• [Required work]: Wherever the string "BARUANI" shows up in a line, count that line. Give the total alone.

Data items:
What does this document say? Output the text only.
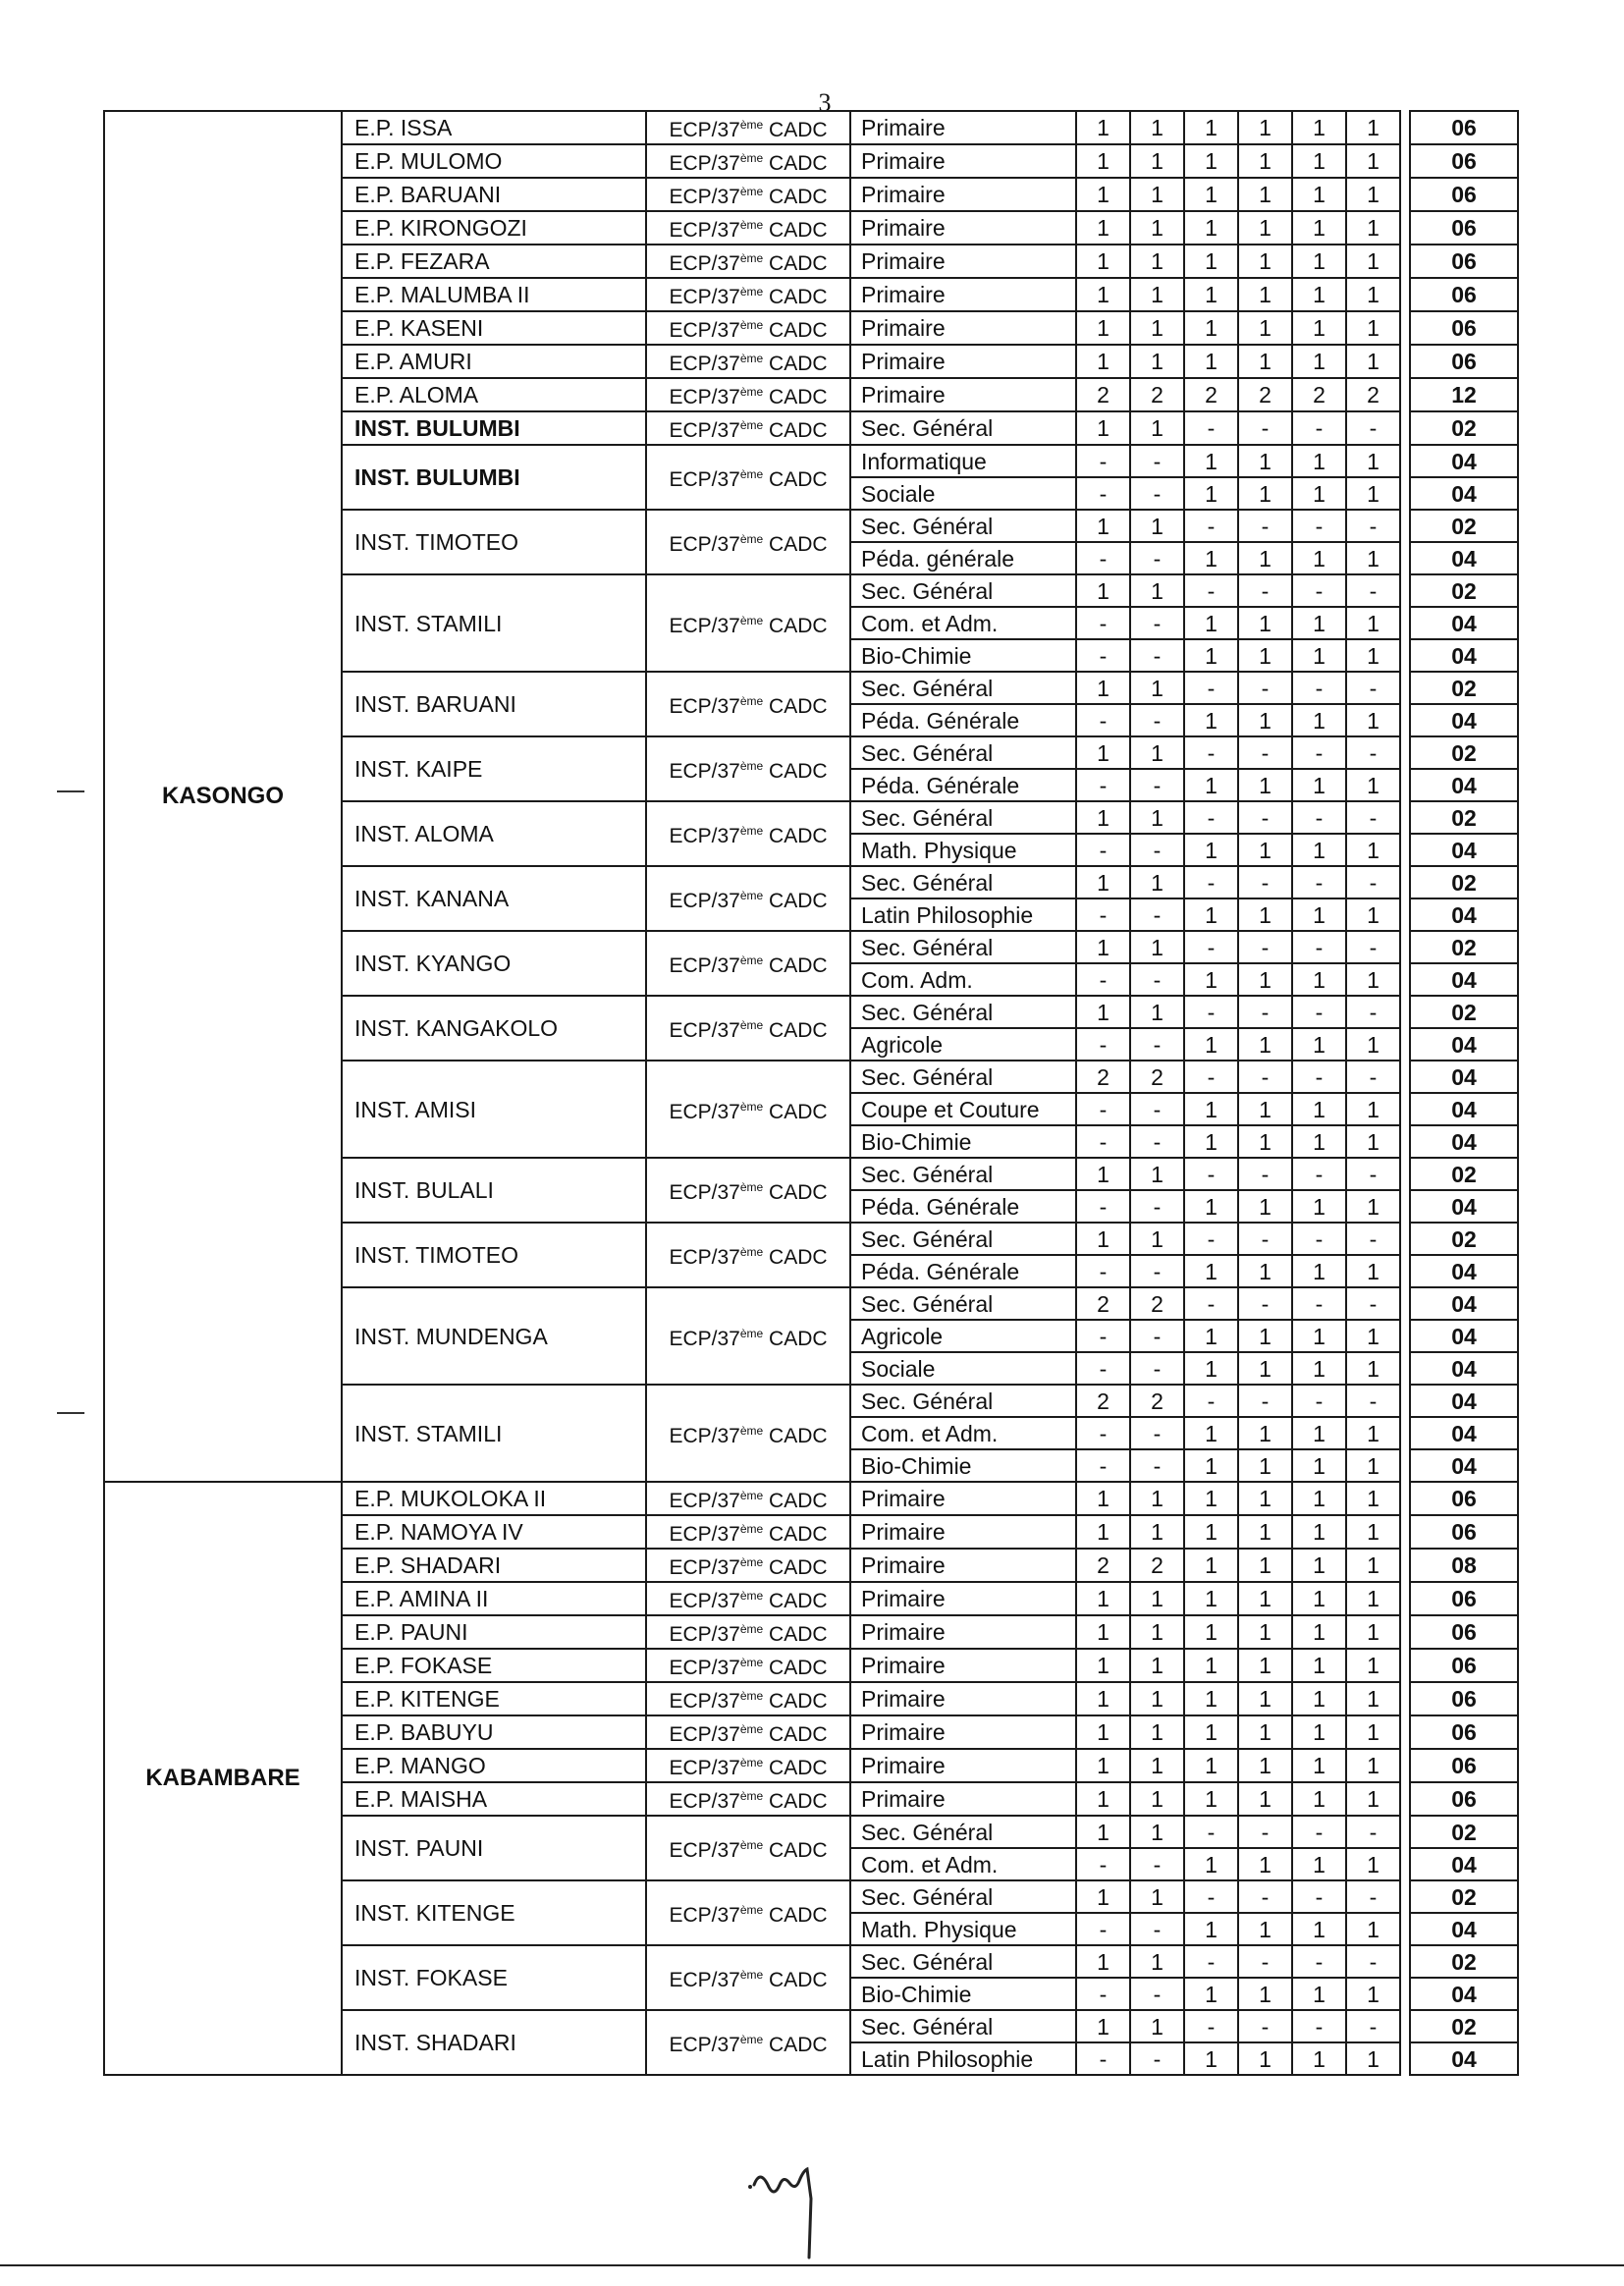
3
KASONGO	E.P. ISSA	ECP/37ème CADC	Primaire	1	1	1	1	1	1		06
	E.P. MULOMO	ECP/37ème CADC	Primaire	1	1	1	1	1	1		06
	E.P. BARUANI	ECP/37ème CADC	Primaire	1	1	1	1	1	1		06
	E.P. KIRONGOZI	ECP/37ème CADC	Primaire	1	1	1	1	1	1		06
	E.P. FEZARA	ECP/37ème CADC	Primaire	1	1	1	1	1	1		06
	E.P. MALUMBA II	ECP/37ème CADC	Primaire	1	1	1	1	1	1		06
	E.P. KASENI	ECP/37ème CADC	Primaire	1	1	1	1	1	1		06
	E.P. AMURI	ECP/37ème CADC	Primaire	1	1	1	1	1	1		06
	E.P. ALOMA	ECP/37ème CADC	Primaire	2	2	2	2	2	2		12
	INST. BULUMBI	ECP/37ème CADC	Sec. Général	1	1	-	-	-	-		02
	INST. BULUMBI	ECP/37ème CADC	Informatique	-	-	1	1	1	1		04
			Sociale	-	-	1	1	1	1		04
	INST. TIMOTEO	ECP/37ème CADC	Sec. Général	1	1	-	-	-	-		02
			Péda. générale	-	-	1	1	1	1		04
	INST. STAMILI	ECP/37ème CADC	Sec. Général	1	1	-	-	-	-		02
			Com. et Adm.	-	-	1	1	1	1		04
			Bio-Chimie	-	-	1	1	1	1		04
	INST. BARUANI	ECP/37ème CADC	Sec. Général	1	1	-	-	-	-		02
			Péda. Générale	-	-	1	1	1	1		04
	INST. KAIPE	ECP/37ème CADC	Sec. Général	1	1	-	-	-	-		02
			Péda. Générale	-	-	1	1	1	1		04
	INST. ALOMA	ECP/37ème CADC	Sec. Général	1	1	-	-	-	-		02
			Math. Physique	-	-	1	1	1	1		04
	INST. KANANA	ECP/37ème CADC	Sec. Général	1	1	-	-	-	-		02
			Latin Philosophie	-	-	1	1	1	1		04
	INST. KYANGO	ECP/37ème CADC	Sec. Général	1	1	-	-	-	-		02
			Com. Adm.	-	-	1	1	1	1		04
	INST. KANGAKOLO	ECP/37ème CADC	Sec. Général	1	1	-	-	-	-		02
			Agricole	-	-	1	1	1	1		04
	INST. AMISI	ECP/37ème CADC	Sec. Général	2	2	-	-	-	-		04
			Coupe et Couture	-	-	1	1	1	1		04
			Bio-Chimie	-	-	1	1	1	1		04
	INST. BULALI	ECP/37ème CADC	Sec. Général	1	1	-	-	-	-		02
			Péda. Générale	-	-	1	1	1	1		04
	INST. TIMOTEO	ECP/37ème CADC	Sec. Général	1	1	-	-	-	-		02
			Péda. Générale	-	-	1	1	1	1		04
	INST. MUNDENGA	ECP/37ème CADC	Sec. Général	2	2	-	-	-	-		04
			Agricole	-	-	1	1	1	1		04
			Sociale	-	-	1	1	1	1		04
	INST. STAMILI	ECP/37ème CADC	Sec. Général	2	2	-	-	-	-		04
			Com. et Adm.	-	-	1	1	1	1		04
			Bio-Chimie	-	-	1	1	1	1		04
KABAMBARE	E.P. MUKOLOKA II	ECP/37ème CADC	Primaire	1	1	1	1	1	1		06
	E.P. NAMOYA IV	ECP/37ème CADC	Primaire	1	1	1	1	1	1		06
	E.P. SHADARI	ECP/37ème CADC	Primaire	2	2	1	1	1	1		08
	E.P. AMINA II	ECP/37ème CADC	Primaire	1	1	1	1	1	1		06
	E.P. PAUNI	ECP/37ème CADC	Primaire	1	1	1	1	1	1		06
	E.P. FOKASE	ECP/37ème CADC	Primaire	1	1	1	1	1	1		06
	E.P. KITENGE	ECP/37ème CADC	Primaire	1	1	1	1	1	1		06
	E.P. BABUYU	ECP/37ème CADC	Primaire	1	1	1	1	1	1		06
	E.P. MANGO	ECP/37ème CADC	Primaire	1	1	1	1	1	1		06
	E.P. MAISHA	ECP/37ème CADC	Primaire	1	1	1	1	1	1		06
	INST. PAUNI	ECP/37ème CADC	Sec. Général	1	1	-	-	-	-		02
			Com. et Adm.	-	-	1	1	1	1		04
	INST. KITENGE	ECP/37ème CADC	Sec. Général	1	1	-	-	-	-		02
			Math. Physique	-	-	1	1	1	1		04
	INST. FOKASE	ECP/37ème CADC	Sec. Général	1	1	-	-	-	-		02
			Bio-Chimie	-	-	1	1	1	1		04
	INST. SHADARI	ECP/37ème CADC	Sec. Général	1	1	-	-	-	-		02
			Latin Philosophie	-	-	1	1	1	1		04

• [Task answer]: 2